GOAL OF THE EXERCISE: Below are the records; reproduce all of them exactly but without any images.

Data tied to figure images
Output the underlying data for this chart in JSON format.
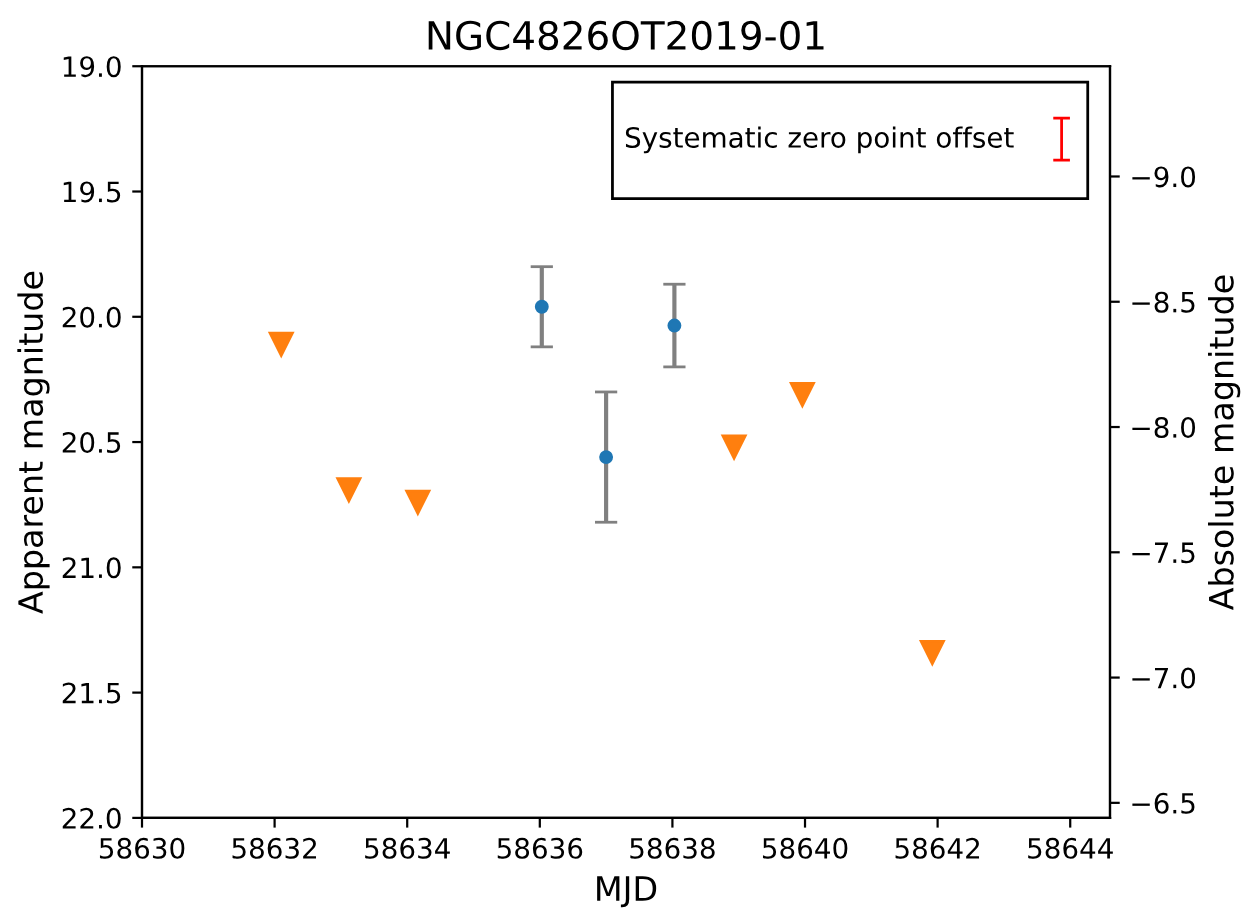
{
  "chart_data": {
    "type": "scatter",
    "title": "NGC4826OT2019-01",
    "xlabel": "MJD",
    "ylabel": "Apparent magnitude",
    "y2label": "Absolute magnitude",
    "xlim": [
      58630,
      58644.6
    ],
    "xticks": [
      58630,
      58632,
      58634,
      58636,
      58638,
      58640,
      58642,
      58644
    ],
    "ylim": [
      22,
      19
    ],
    "yticks": [
      {
        "value": 19,
        "label": "19.0"
      },
      19.5,
      {
        "value": 20,
        "label": "20.0"
      },
      20.5,
      {
        "value": 21,
        "label": "21.0"
      },
      21.5,
      {
        "value": 22,
        "label": "22.0"
      }
    ],
    "y2lim": [
      -6.44,
      -9.44
    ],
    "y2ticks": [
      {
        "value": -9,
        "label": "−9.0"
      },
      {
        "value": -8.5,
        "label": "−8.5"
      },
      {
        "value": -8,
        "label": "−8.0"
      },
      {
        "value": -7.5,
        "label": "−7.5"
      },
      {
        "value": -7,
        "label": "−7.0"
      },
      {
        "value": -6.5,
        "label": "−6.5"
      }
    ],
    "grid": false,
    "annotations": [
      "Systematic zero point offset"
    ],
    "series": [
      {
        "color": "#1f77b4",
        "marker": "circle",
        "x": [
          58636.03,
          58637.0,
          58638.03
        ],
        "values": [
          19.96,
          20.56,
          20.035
        ],
        "errors": [
          0.16,
          0.26,
          0.165
        ]
      },
      {
        "color": "#ff7f0e",
        "marker": "triangle",
        "x": [
          58632.1,
          58633.12,
          58634.16,
          58638.93,
          58639.96,
          58641.92
        ],
        "values": [
          20.11,
          20.69,
          20.74,
          20.52,
          20.31,
          21.34
        ]
      }
    ]
  }
}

FULL SOLUTION:
Output the underlying data for this chart in JSON format.
{
  "chart_data": {
    "type": "scatter",
    "title": "NGC4826OT2019-01",
    "xlabel": "MJD",
    "ylabel": "Apparent magnitude",
    "y2label": "Absolute magnitude",
    "xlim": [
      58630,
      58644.6
    ],
    "xticks": [
      58630,
      58632,
      58634,
      58636,
      58638,
      58640,
      58642,
      58644
    ],
    "ylim": [
      22,
      19
    ],
    "yticks": [
      {
        "value": 19,
        "label": "19.0"
      },
      19.5,
      {
        "value": 20,
        "label": "20.0"
      },
      20.5,
      {
        "value": 21,
        "label": "21.0"
      },
      21.5,
      {
        "value": 22,
        "label": "22.0"
      }
    ],
    "y2lim": [
      -6.44,
      -9.44
    ],
    "y2ticks": [
      {
        "value": -9,
        "label": "−9.0"
      },
      {
        "value": -8.5,
        "label": "−8.5"
      },
      {
        "value": -8,
        "label": "−8.0"
      },
      {
        "value": -7.5,
        "label": "−7.5"
      },
      {
        "value": -7,
        "label": "−7.0"
      },
      {
        "value": -6.5,
        "label": "−6.5"
      }
    ],
    "grid": false,
    "annotations": [
      "Systematic zero point offset"
    ],
    "series": [
      {
        "color": "#1f77b4",
        "marker": "circle",
        "x": [
          58636.03,
          58637.0,
          58638.03
        ],
        "values": [
          19.96,
          20.56,
          20.035
        ],
        "errors": [
          0.16,
          0.26,
          0.165
        ]
      },
      {
        "color": "#ff7f0e",
        "marker": "triangle",
        "x": [
          58632.1,
          58633.12,
          58634.16,
          58638.93,
          58639.96,
          58641.92
        ],
        "values": [
          20.11,
          20.69,
          20.74,
          20.52,
          20.31,
          21.34
        ]
      }
    ]
  }
}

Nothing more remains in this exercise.